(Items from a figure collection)
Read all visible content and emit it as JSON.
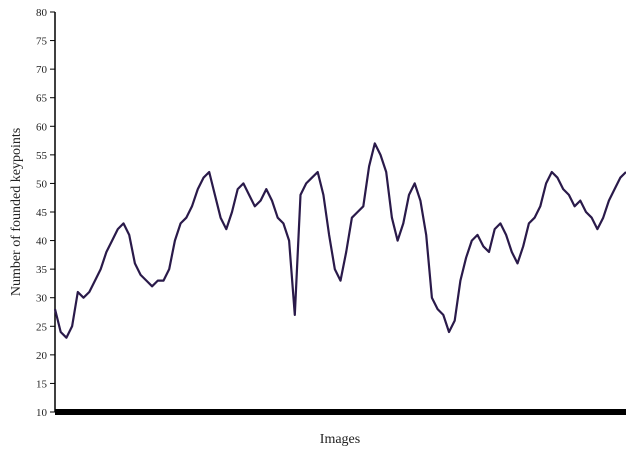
{
  "chart_data": {
    "type": "line",
    "title": "",
    "xlabel": "Images",
    "ylabel": "Number of founded keypoints",
    "ylim": [
      10,
      80
    ],
    "yticks": [
      10,
      15,
      20,
      25,
      30,
      35,
      40,
      45,
      50,
      55,
      60,
      65,
      70,
      75,
      80
    ],
    "xlim": [
      0,
      100
    ],
    "grid": false,
    "legend": "none",
    "colors": {
      "line": "#2a1a4a",
      "axis": "#000000",
      "baseline": "#000000"
    },
    "series": [
      {
        "x": [
          0,
          1,
          2,
          3,
          4,
          5,
          6,
          7,
          8,
          9,
          10,
          11,
          12,
          13,
          14,
          15,
          16,
          17,
          18,
          19,
          20,
          21,
          22,
          23,
          24,
          25,
          26,
          27,
          28,
          29,
          30,
          31,
          32,
          33,
          34,
          35,
          36,
          37,
          38,
          39,
          40,
          41,
          42,
          43,
          44,
          45,
          46,
          47,
          48,
          49,
          50,
          51,
          52,
          53,
          54,
          55,
          56,
          57,
          58,
          59,
          60,
          61,
          62,
          63,
          64,
          65,
          66,
          67,
          68,
          69,
          70,
          71,
          72,
          73,
          74,
          75,
          76,
          77,
          78,
          79,
          80,
          81,
          82,
          83,
          84,
          85,
          86,
          87,
          88,
          89,
          90,
          91,
          92,
          93,
          94,
          95,
          96,
          97,
          98,
          99,
          100
        ],
        "values": [
          28,
          24,
          23,
          25,
          31,
          30,
          31,
          33,
          35,
          38,
          40,
          42,
          43,
          41,
          36,
          34,
          33,
          32,
          33,
          33,
          35,
          40,
          43,
          44,
          46,
          49,
          51,
          52,
          48,
          44,
          42,
          45,
          49,
          50,
          48,
          46,
          47,
          49,
          47,
          44,
          43,
          40,
          27,
          48,
          50,
          51,
          52,
          48,
          41,
          35,
          33,
          38,
          44,
          45,
          46,
          53,
          57,
          55,
          52,
          44,
          40,
          43,
          48,
          50,
          47,
          41,
          30,
          28,
          27,
          24,
          26,
          33,
          37,
          40,
          41,
          39,
          38,
          42,
          43,
          41,
          38,
          36,
          39,
          43,
          44,
          46,
          50,
          52,
          51,
          49,
          48,
          46,
          47,
          45,
          44,
          42,
          44,
          47,
          49,
          51,
          52
        ]
      }
    ]
  }
}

## PROBLEM DETAILS
Restate the listing above word for word, and skip the pictures.

## RESULT
Read all visible content and emit it as JSON.
{
  "chart_data": {
    "type": "line",
    "title": "",
    "xlabel": "Images",
    "ylabel": "Number of founded keypoints",
    "ylim": [
      10,
      80
    ],
    "yticks": [
      10,
      15,
      20,
      25,
      30,
      35,
      40,
      45,
      50,
      55,
      60,
      65,
      70,
      75,
      80
    ],
    "xlim": [
      0,
      100
    ],
    "grid": false,
    "legend": "none",
    "colors": {
      "line": "#2a1a4a",
      "axis": "#000000",
      "baseline": "#000000"
    },
    "series": [
      {
        "x": [
          0,
          1,
          2,
          3,
          4,
          5,
          6,
          7,
          8,
          9,
          10,
          11,
          12,
          13,
          14,
          15,
          16,
          17,
          18,
          19,
          20,
          21,
          22,
          23,
          24,
          25,
          26,
          27,
          28,
          29,
          30,
          31,
          32,
          33,
          34,
          35,
          36,
          37,
          38,
          39,
          40,
          41,
          42,
          43,
          44,
          45,
          46,
          47,
          48,
          49,
          50,
          51,
          52,
          53,
          54,
          55,
          56,
          57,
          58,
          59,
          60,
          61,
          62,
          63,
          64,
          65,
          66,
          67,
          68,
          69,
          70,
          71,
          72,
          73,
          74,
          75,
          76,
          77,
          78,
          79,
          80,
          81,
          82,
          83,
          84,
          85,
          86,
          87,
          88,
          89,
          90,
          91,
          92,
          93,
          94,
          95,
          96,
          97,
          98,
          99,
          100
        ],
        "values": [
          28,
          24,
          23,
          25,
          31,
          30,
          31,
          33,
          35,
          38,
          40,
          42,
          43,
          41,
          36,
          34,
          33,
          32,
          33,
          33,
          35,
          40,
          43,
          44,
          46,
          49,
          51,
          52,
          48,
          44,
          42,
          45,
          49,
          50,
          48,
          46,
          47,
          49,
          47,
          44,
          43,
          40,
          27,
          48,
          50,
          51,
          52,
          48,
          41,
          35,
          33,
          38,
          44,
          45,
          46,
          53,
          57,
          55,
          52,
          44,
          40,
          43,
          48,
          50,
          47,
          41,
          30,
          28,
          27,
          24,
          26,
          33,
          37,
          40,
          41,
          39,
          38,
          42,
          43,
          41,
          38,
          36,
          39,
          43,
          44,
          46,
          50,
          52,
          51,
          49,
          48,
          46,
          47,
          45,
          44,
          42,
          44,
          47,
          49,
          51,
          52
        ]
      }
    ]
  }
}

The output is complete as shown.